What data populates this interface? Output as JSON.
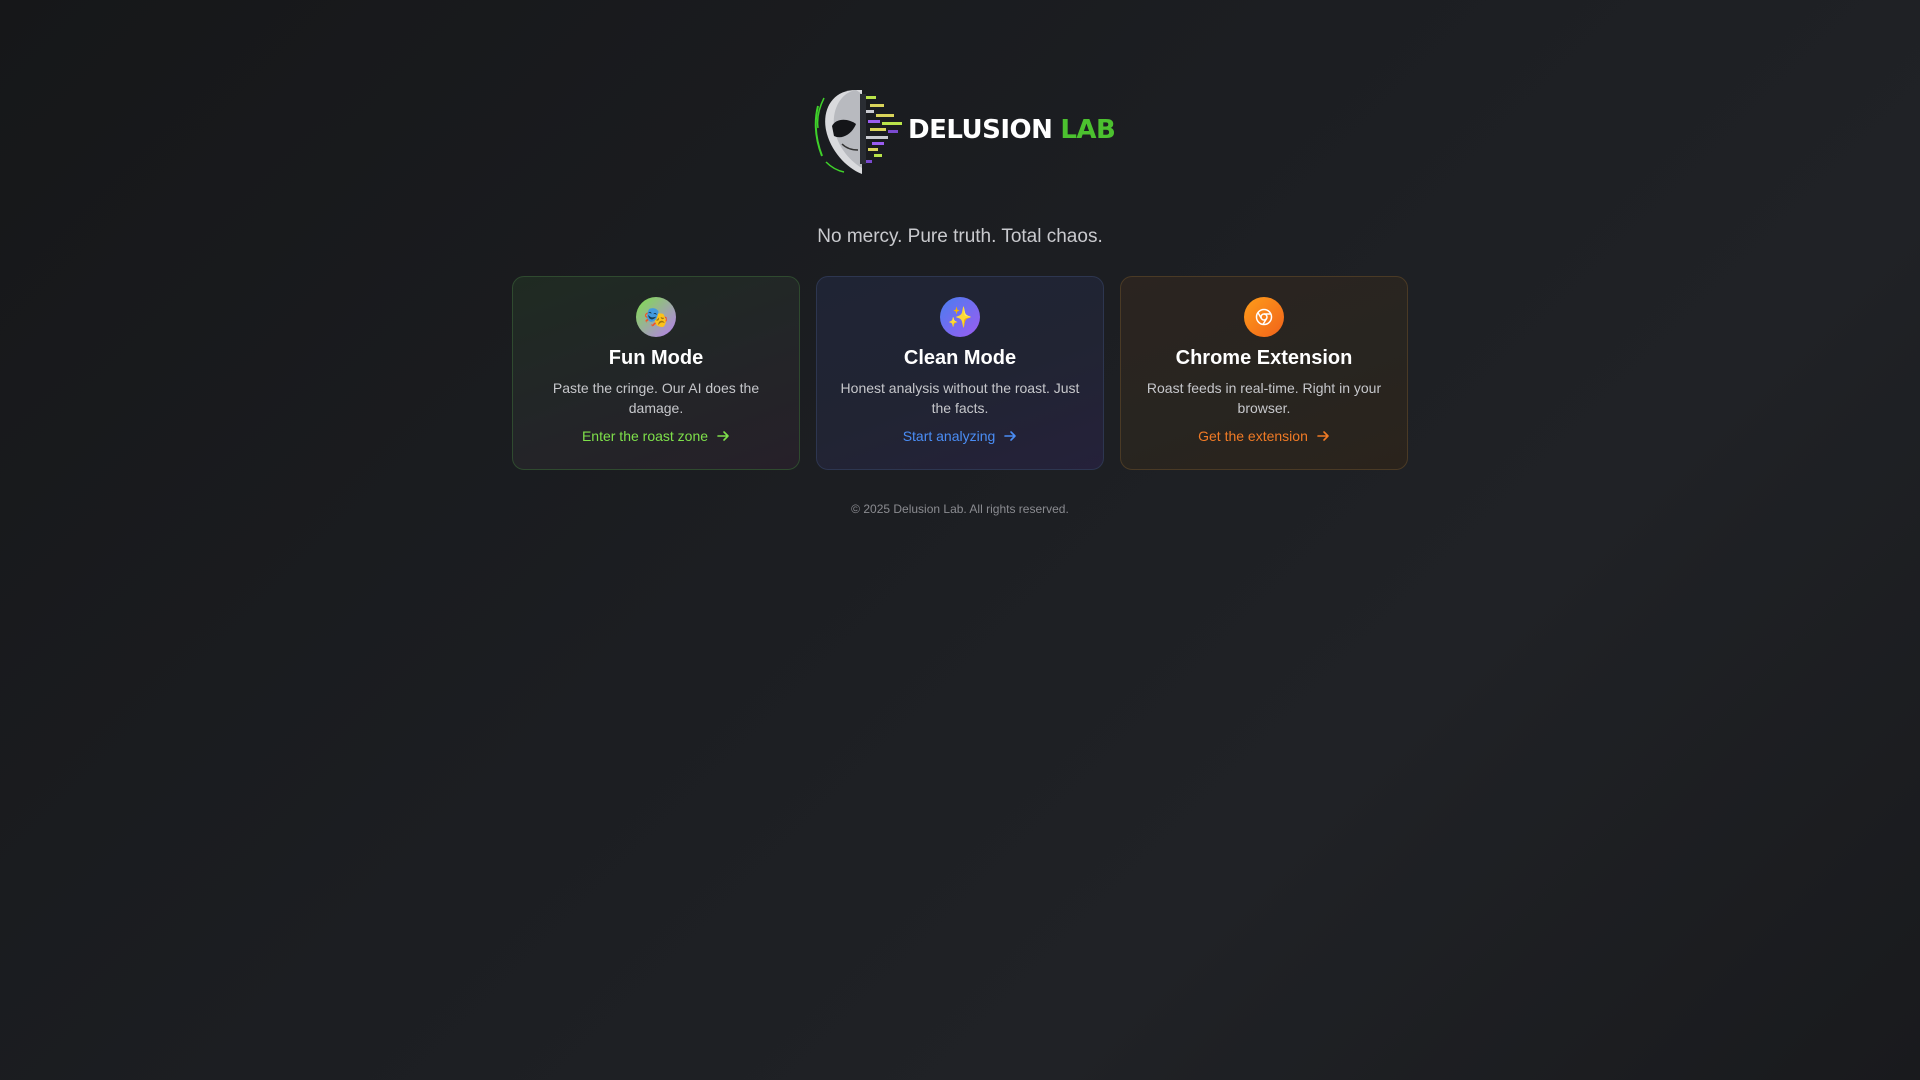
{
  "brand": {
    "name_part1": "DELUSION",
    "name_part2": "LAB",
    "logo_icon": "alien-glitch-logo-icon",
    "accent_color": "#4cc12f"
  },
  "tagline": "No mercy. Pure truth. Total chaos.",
  "cards": [
    {
      "title": "Fun Mode",
      "description": "Paste the cringe. Our AI does the damage.",
      "link_label": "Enter the roast zone",
      "icon": "theater-masks-icon",
      "icon_glyph": "🎭",
      "accent_color": "#7ee04a"
    },
    {
      "title": "Clean Mode",
      "description": "Honest analysis without the roast. Just the facts.",
      "link_label": "Start analyzing",
      "icon": "sparkles-icon",
      "icon_glyph": "✨",
      "accent_color": "#4a8df5"
    },
    {
      "title": "Chrome Extension",
      "description": "Roast feeds in real-time. Right in your browser.",
      "link_label": "Get the extension",
      "icon": "chrome-icon",
      "accent_color": "#f07a25"
    }
  ],
  "footer": "© 2025 Delusion Lab. All rights reserved."
}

—————

## STATED TASK:
Transcribe the listing in full. Omit the pictures and keep every line exact.

## SOLVED EXERCISE:
What data populates this interface? Output as JSON.
{
  "brand": {
    "name_part1": "DELUSION",
    "name_part2": "LAB",
    "logo_icon": "alien-glitch-logo-icon",
    "accent_color": "#4cc12f"
  },
  "tagline": "No mercy. Pure truth. Total chaos.",
  "cards": [
    {
      "title": "Fun Mode",
      "description": "Paste the cringe. Our AI does the damage.",
      "link_label": "Enter the roast zone",
      "icon": "theater-masks-icon",
      "icon_glyph": "🎭",
      "accent_color": "#7ee04a"
    },
    {
      "title": "Clean Mode",
      "description": "Honest analysis without the roast. Just the facts.",
      "link_label": "Start analyzing",
      "icon": "sparkles-icon",
      "icon_glyph": "✨",
      "accent_color": "#4a8df5"
    },
    {
      "title": "Chrome Extension",
      "description": "Roast feeds in real-time. Right in your browser.",
      "link_label": "Get the extension",
      "icon": "chrome-icon",
      "accent_color": "#f07a25"
    }
  ],
  "footer": "© 2025 Delusion Lab. All rights reserved."
}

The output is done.